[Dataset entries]

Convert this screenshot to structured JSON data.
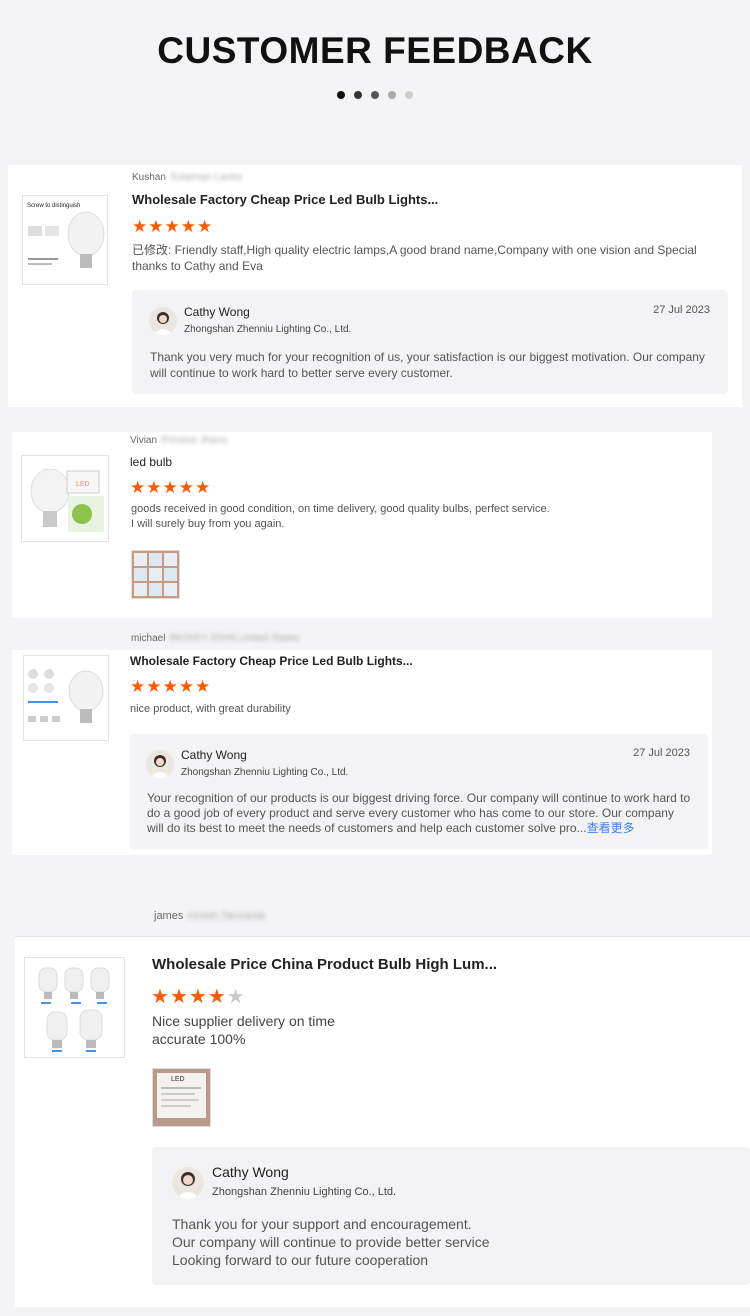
{
  "header": {
    "title": "CUSTOMER FEEDBACK",
    "dots": 5,
    "active_dot": 0
  },
  "reviews": [
    {
      "reviewer": "Kushan",
      "product_title": "Wholesale Factory Cheap Price Led Bulb Lights...",
      "thumb_text": "Screw to distinguish",
      "stars": 5,
      "text": "已修改: Friendly staff,High quality electric lamps,A good brand name,Company with one vision and Special thanks to Cathy and Eva",
      "reply": {
        "name": "Cathy Wong",
        "company": "Zhongshan Zhenniu Lighting Co., Ltd.",
        "date": "27 Jul 2023",
        "message": "Thank you very much for your recognition of us, your satisfaction is our biggest motivation. Our company will continue to work hard to better serve every customer."
      }
    },
    {
      "reviewer": "Vivian",
      "product_title": "led bulb",
      "stars": 5,
      "text_lines": [
        "goods received in good condition, on time delivery, good quality bulbs, perfect service.",
        "I will surely buy from you again."
      ]
    },
    {
      "reviewer": "michael",
      "product_title": "Wholesale Factory Cheap Price Led Bulb Lights...",
      "stars": 5,
      "text": "nice product, with great durability",
      "reply": {
        "name": "Cathy Wong",
        "company": "Zhongshan Zhenniu Lighting Co., Ltd.",
        "date": "27 Jul 2023",
        "message": "Your recognition of our products is our biggest driving force. Our company will continue to work hard to do a good job of every product and serve every customer who has come to our store. Our company will do its best to meet the needs of customers and help each customer solve pro...",
        "more": "查看更多"
      }
    },
    {
      "reviewer": "james",
      "product_title": "Wholesale Price China Product Bulb High Lum...",
      "stars": 4,
      "text_lines": [
        "Nice supplier  delivery  on time",
        "accurate 100%"
      ],
      "photo_label": "LED",
      "reply": {
        "name": "Cathy Wong",
        "company": "Zhongshan Zhenniu Lighting Co., Ltd.",
        "message_lines": [
          "Thank you for your support and encouragement.",
          "Our company will continue to provide better service",
          "Looking forward to our future cooperation"
        ]
      }
    }
  ],
  "colors": {
    "star": "#ff5a00",
    "star_off": "#c8c8c8",
    "link": "#3b82f6"
  },
  "icons": {
    "star": "star-icon",
    "avatar": "avatar-icon"
  }
}
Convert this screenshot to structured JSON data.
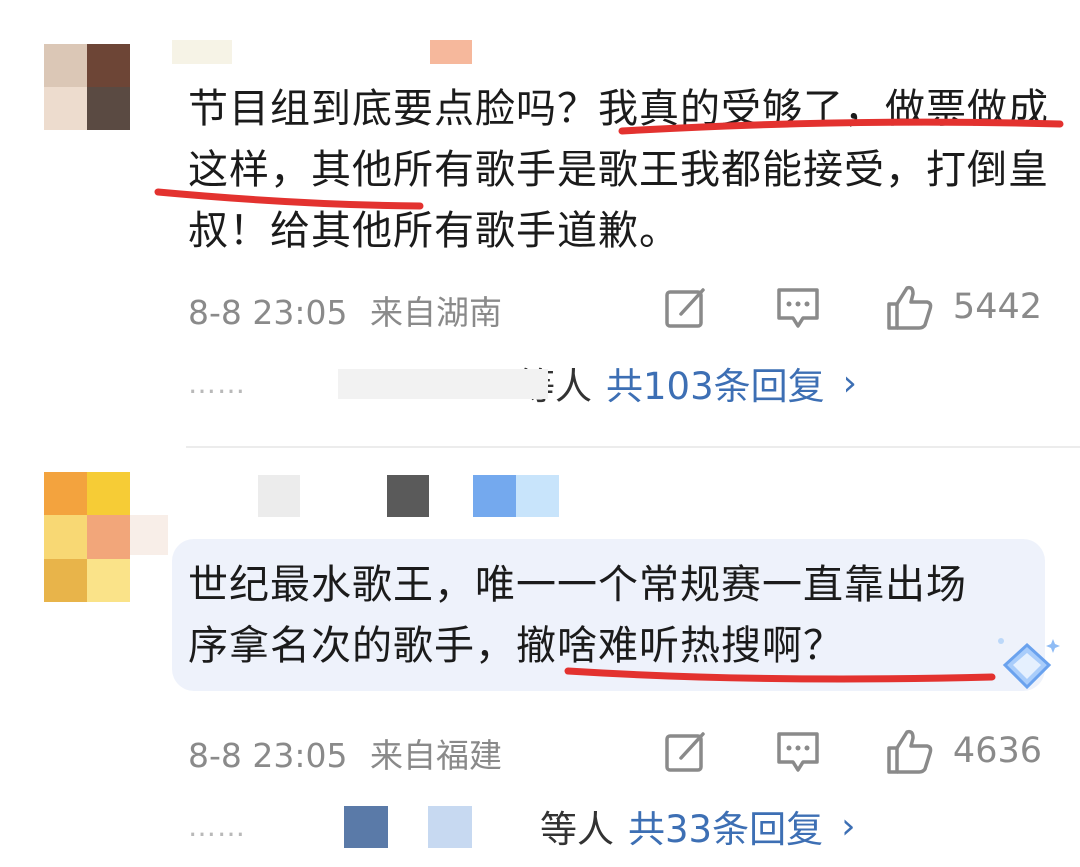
{
  "comments": [
    {
      "text": "节目组到底要点脸吗？我真的受够了，做票做成这样，其他所有歌手是歌王我都能接受，打倒皇叔！给其他所有歌手道歉。",
      "time": "8-8 23:05",
      "location": "来自湖南",
      "likes": "5442",
      "reply_dots": "……",
      "reply_suffix": "等人",
      "reply_link": "共103条回复",
      "chevron": "›"
    },
    {
      "text": "世纪最水歌王，唯一一个常规赛一直靠出场序拿名次的歌手，撤啥难听热搜啊？",
      "time": "8-8 23:05",
      "location": "来自福建",
      "likes": "4636",
      "reply_dots": "……",
      "reply_suffix": "等人",
      "reply_link": "共33条回复",
      "chevron": "›"
    }
  ],
  "icons": {
    "edit": "edit-icon",
    "comment": "comment-icon",
    "like": "thumbs-up-icon",
    "badge": "diamond-badge-icon"
  },
  "colors": {
    "underline": "#e3322f",
    "link": "#3d6fb4",
    "meta": "#8a8a8a",
    "bubble": "#eef2fb"
  }
}
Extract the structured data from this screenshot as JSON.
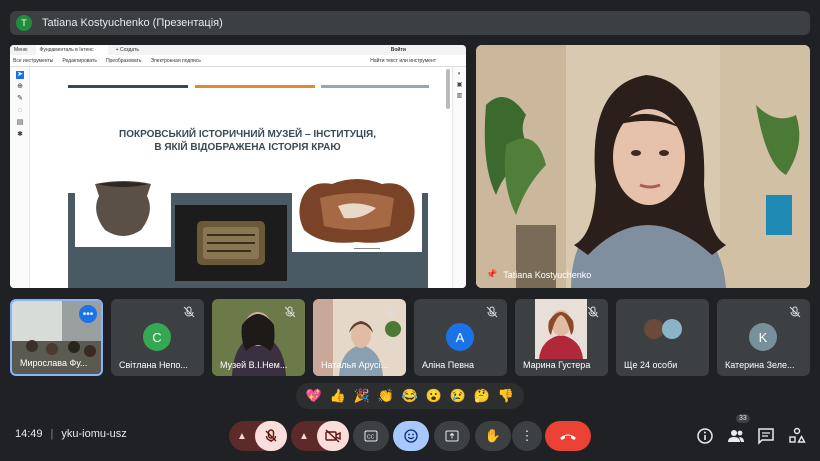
{
  "header": {
    "avatar_letter": "T",
    "title": "Tatiana Kostyuchenko (Презентація)"
  },
  "pdf_viewer": {
    "tabs": [
      "Меню",
      "Фундаменталь в Інтенс",
      "+ Создать"
    ],
    "sign_in": "Войти",
    "toolbar": [
      "Все инструменты",
      "Редактировать",
      "Преобразовать",
      "Электронная подпись"
    ],
    "toolbar_right": "Найти текст или инструмент"
  },
  "slide": {
    "title_line1": "ПОКРОВСЬКИЙ ІСТОРИЧНИЙ МУЗЕЙ – ІНСТИТУЦІЯ,",
    "title_line2": "В ЯКІЙ ВІДОБРАЖЕНА ІСТОРІЯ КРАЮ",
    "colors": {
      "dark": "#3a4a55",
      "orange": "#e08a2a",
      "gray": "#9aa6ae",
      "band": "#4a5a63"
    }
  },
  "speaker": {
    "name": "Tatiana Kostyuchenko",
    "icon": "pin-icon"
  },
  "participants": [
    {
      "name": "Мирослава Фу...",
      "type": "video",
      "active": true
    },
    {
      "name": "Світлана Непо...",
      "type": "letter",
      "letter": "C",
      "color": "#34a853"
    },
    {
      "name": "Музей В.І.Нем...",
      "type": "video"
    },
    {
      "name": "Наталья Арусі...",
      "type": "video"
    },
    {
      "name": "Аліна Певна",
      "type": "letter",
      "letter": "A",
      "color": "#1a73e8"
    },
    {
      "name": "Марина Густера",
      "type": "video"
    },
    {
      "name": "Ще 24 особи",
      "type": "group"
    },
    {
      "name": "Катерина Зеле...",
      "type": "letter",
      "letter": "K",
      "color": "#78909c"
    }
  ],
  "reactions": [
    "💖",
    "👍",
    "🎉",
    "👏",
    "😂",
    "😮",
    "😢",
    "🤔",
    "👎"
  ],
  "footer": {
    "time": "14:49",
    "meeting_code": "yku-iomu-usz",
    "participants_count": "33"
  }
}
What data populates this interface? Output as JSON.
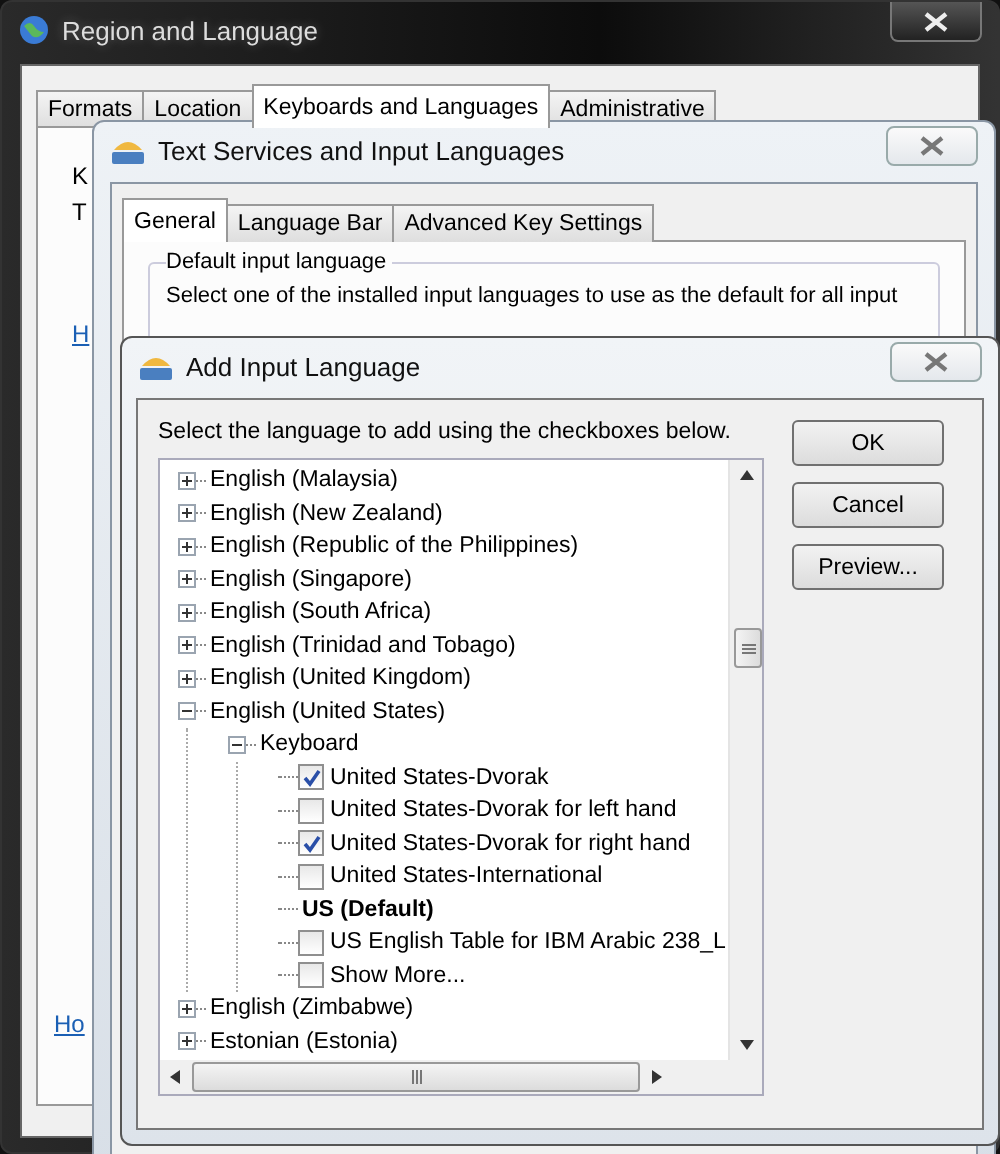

• _TASK DETAILS_: Find the number of lines in which the word "biggest" occurs, and write nothing but that number.

• _ANSWER TO THE TASK_: 2